··· Data provided ···

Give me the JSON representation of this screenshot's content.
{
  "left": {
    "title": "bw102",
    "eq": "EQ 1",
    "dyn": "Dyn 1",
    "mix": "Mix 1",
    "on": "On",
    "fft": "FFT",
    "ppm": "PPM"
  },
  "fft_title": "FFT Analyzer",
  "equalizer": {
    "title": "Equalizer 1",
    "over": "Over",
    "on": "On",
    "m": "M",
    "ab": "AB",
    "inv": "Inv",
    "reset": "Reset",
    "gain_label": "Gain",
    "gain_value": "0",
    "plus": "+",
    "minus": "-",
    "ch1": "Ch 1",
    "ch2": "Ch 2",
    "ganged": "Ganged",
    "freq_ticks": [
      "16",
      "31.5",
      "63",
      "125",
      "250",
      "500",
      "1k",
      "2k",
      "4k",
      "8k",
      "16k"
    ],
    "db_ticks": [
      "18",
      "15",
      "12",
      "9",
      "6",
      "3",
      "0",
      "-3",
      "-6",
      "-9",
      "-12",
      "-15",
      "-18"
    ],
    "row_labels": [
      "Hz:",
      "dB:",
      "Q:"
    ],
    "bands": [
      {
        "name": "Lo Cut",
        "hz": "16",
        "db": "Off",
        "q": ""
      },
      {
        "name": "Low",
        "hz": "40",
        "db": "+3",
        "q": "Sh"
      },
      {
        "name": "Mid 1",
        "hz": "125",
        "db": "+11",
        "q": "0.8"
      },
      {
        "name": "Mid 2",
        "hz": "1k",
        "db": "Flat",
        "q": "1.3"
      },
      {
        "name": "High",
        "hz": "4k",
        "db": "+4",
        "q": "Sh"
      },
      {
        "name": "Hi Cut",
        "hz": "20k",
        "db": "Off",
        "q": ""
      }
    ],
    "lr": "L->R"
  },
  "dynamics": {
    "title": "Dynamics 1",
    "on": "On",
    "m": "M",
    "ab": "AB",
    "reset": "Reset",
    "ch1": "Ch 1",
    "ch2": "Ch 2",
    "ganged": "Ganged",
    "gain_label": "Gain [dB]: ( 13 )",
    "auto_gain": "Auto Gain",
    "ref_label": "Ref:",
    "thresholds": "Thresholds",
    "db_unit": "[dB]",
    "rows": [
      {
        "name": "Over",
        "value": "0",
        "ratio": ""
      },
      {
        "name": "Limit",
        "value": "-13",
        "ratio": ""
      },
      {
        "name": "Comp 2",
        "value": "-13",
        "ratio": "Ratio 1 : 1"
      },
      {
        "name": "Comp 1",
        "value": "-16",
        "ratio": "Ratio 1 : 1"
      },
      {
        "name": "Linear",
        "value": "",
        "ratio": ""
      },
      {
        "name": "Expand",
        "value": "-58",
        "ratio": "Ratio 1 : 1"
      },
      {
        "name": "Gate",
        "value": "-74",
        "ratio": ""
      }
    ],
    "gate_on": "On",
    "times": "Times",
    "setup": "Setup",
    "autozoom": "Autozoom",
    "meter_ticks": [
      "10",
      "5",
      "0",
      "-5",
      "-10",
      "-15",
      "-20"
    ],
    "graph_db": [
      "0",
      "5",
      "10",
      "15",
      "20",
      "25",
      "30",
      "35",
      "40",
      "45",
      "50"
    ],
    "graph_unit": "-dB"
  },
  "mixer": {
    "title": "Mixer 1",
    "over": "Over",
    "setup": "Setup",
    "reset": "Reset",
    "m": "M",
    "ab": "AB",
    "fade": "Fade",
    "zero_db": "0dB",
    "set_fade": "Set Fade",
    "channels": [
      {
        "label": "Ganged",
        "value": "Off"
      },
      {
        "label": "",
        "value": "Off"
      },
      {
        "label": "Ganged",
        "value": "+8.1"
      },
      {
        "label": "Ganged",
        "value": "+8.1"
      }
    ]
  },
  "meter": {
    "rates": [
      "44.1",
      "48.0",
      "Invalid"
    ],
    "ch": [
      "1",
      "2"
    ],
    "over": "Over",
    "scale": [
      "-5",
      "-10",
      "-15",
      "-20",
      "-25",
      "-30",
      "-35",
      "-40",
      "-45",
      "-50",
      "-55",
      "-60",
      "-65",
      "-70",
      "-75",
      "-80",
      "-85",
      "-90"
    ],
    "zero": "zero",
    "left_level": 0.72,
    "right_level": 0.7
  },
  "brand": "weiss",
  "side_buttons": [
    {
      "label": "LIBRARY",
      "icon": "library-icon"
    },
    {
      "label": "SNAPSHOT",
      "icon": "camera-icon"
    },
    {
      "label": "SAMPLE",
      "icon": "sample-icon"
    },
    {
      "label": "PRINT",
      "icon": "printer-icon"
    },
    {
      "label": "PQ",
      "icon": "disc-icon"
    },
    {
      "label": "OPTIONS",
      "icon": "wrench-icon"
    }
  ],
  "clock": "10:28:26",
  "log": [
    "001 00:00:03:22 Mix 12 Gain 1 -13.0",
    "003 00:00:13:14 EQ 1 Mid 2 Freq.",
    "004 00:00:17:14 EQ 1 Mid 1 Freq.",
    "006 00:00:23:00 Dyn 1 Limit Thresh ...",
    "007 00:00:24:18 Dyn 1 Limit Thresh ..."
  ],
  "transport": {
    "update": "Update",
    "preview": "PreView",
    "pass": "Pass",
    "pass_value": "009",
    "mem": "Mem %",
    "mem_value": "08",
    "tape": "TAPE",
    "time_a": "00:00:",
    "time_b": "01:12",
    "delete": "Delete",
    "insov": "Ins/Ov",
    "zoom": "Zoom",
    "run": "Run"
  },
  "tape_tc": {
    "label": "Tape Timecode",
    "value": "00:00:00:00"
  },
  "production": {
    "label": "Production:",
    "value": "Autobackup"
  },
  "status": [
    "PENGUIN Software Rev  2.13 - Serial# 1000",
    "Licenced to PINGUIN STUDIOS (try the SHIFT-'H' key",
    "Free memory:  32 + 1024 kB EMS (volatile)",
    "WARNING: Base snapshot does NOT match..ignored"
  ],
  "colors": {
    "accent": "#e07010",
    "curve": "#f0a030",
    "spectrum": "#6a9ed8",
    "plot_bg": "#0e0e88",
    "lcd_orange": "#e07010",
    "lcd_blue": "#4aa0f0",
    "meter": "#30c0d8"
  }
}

···
··· Data provided ···

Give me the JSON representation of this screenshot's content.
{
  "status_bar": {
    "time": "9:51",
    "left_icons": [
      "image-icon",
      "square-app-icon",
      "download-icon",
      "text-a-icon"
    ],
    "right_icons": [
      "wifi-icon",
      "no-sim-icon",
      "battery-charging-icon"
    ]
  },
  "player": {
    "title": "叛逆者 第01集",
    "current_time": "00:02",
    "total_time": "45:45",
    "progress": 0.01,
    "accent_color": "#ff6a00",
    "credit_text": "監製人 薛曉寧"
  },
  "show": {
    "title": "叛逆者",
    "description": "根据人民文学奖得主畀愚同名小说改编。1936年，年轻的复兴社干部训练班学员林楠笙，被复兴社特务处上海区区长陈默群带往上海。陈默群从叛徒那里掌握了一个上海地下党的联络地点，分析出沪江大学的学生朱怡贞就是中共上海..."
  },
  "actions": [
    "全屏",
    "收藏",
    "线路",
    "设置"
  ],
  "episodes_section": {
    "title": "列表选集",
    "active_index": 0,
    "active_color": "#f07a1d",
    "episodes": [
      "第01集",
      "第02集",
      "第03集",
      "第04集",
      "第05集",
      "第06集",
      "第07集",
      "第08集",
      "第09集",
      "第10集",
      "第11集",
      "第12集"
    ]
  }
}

···

Show all lines from the listing above in which "Limit" appears.

— Expected output —
        "name": "Limit",
    "006 00:00:23:00 Dyn 1 Limit Thresh ...",
    "007 00:00:24:18 Dyn 1 Limit Thresh ..."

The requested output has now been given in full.